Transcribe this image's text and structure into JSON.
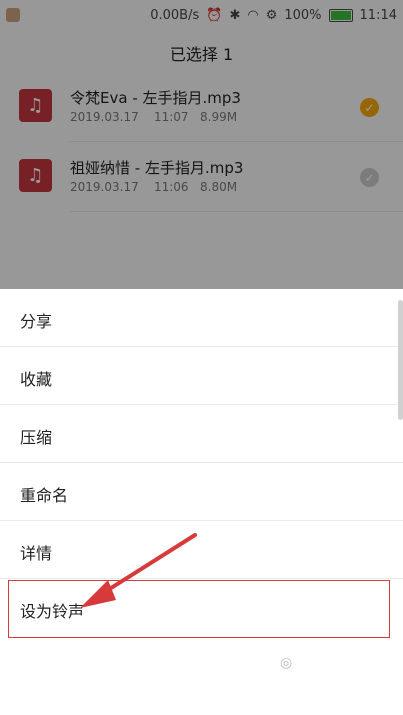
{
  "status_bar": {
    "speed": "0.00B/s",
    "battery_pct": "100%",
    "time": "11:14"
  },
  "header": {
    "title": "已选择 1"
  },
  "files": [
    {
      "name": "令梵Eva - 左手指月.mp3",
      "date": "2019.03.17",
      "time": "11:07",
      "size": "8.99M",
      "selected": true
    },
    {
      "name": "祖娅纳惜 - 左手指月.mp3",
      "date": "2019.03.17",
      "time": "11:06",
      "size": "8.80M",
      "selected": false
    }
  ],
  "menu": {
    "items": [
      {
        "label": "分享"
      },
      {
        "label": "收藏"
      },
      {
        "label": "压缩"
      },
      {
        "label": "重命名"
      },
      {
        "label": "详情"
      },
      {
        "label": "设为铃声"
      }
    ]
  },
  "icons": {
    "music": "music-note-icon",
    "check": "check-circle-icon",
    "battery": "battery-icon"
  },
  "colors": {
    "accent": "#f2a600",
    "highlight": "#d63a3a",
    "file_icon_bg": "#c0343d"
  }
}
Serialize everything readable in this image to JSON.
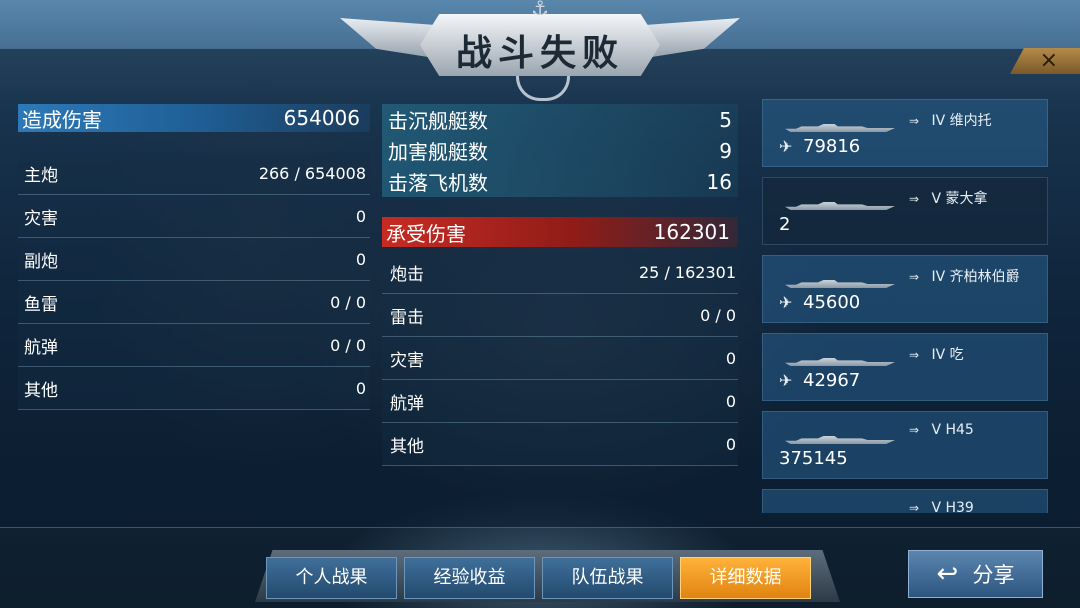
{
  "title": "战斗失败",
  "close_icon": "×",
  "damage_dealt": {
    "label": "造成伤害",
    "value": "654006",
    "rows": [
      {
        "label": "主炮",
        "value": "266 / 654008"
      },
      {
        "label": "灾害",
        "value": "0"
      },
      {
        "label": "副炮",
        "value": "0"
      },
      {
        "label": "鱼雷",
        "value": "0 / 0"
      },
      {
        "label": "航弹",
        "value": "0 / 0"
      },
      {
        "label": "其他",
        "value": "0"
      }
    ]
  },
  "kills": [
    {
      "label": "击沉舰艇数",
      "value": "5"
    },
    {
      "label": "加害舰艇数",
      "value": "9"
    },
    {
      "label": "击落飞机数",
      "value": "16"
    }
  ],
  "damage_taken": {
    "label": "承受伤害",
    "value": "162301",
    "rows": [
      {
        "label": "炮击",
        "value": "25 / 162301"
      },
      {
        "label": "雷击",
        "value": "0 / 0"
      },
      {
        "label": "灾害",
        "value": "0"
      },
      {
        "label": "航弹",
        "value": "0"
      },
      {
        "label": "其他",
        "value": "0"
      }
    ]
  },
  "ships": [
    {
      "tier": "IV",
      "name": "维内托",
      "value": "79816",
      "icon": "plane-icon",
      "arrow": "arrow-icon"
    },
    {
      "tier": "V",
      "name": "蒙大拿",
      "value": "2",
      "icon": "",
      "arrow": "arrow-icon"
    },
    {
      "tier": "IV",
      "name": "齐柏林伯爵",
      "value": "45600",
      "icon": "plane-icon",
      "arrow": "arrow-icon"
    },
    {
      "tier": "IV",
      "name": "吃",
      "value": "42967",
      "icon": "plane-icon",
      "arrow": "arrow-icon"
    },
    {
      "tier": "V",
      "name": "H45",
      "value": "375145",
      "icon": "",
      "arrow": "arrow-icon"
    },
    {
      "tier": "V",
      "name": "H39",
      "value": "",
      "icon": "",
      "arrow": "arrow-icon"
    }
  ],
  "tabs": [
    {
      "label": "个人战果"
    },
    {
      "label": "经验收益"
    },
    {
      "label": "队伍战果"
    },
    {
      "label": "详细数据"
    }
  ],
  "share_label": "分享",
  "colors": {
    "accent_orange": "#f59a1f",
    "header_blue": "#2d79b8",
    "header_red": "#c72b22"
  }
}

• _WHAT YOU HAVE TO DO_: Copy the listing over exactly, skipping the pictures it holds.

• _CORRECT OUTPUT_:
Transcribe this image's text and structure into JSON.
{
  "status_bar": {
    "speed": "0.00B/s",
    "battery_pct": "100%",
    "time": "11:14"
  },
  "header": {
    "title": "已选择 1"
  },
  "files": [
    {
      "name": "令梵Eva - 左手指月.mp3",
      "date": "2019.03.17",
      "time": "11:07",
      "size": "8.99M",
      "selected": true
    },
    {
      "name": "祖娅纳惜 - 左手指月.mp3",
      "date": "2019.03.17",
      "time": "11:06",
      "size": "8.80M",
      "selected": false
    }
  ],
  "menu": {
    "items": [
      {
        "label": "分享"
      },
      {
        "label": "收藏"
      },
      {
        "label": "压缩"
      },
      {
        "label": "重命名"
      },
      {
        "label": "详情"
      },
      {
        "label": "设为铃声"
      }
    ]
  },
  "icons": {
    "music": "music-note-icon",
    "check": "check-circle-icon",
    "battery": "battery-icon"
  },
  "colors": {
    "accent": "#f2a600",
    "highlight": "#d63a3a",
    "file_icon_bg": "#c0343d"
  }
}
Serialize everything readable in this image to JSON.
{
  "title": "战斗失败",
  "close_icon": "×",
  "damage_dealt": {
    "label": "造成伤害",
    "value": "654006",
    "rows": [
      {
        "label": "主炮",
        "value": "266 / 654008"
      },
      {
        "label": "灾害",
        "value": "0"
      },
      {
        "label": "副炮",
        "value": "0"
      },
      {
        "label": "鱼雷",
        "value": "0 / 0"
      },
      {
        "label": "航弹",
        "value": "0 / 0"
      },
      {
        "label": "其他",
        "value": "0"
      }
    ]
  },
  "kills": [
    {
      "label": "击沉舰艇数",
      "value": "5"
    },
    {
      "label": "加害舰艇数",
      "value": "9"
    },
    {
      "label": "击落飞机数",
      "value": "16"
    }
  ],
  "damage_taken": {
    "label": "承受伤害",
    "value": "162301",
    "rows": [
      {
        "label": "炮击",
        "value": "25 / 162301"
      },
      {
        "label": "雷击",
        "value": "0 / 0"
      },
      {
        "label": "灾害",
        "value": "0"
      },
      {
        "label": "航弹",
        "value": "0"
      },
      {
        "label": "其他",
        "value": "0"
      }
    ]
  },
  "ships": [
    {
      "tier": "IV",
      "name": "维内托",
      "value": "79816",
      "icon": "plane-icon",
      "arrow": "arrow-icon"
    },
    {
      "tier": "V",
      "name": "蒙大拿",
      "value": "2",
      "icon": "",
      "arrow": "arrow-icon"
    },
    {
      "tier": "IV",
      "name": "齐柏林伯爵",
      "value": "45600",
      "icon": "plane-icon",
      "arrow": "arrow-icon"
    },
    {
      "tier": "IV",
      "name": "吃",
      "value": "42967",
      "icon": "plane-icon",
      "arrow": "arrow-icon"
    },
    {
      "tier": "V",
      "name": "H45",
      "value": "375145",
      "icon": "",
      "arrow": "arrow-icon"
    },
    {
      "tier": "V",
      "name": "H39",
      "value": "",
      "icon": "",
      "arrow": "arrow-icon"
    }
  ],
  "tabs": [
    {
      "label": "个人战果"
    },
    {
      "label": "经验收益"
    },
    {
      "label": "队伍战果"
    },
    {
      "label": "详细数据"
    }
  ],
  "share_label": "分享",
  "colors": {
    "accent_orange": "#f59a1f",
    "header_blue": "#2d79b8",
    "header_red": "#c72b22"
  }
}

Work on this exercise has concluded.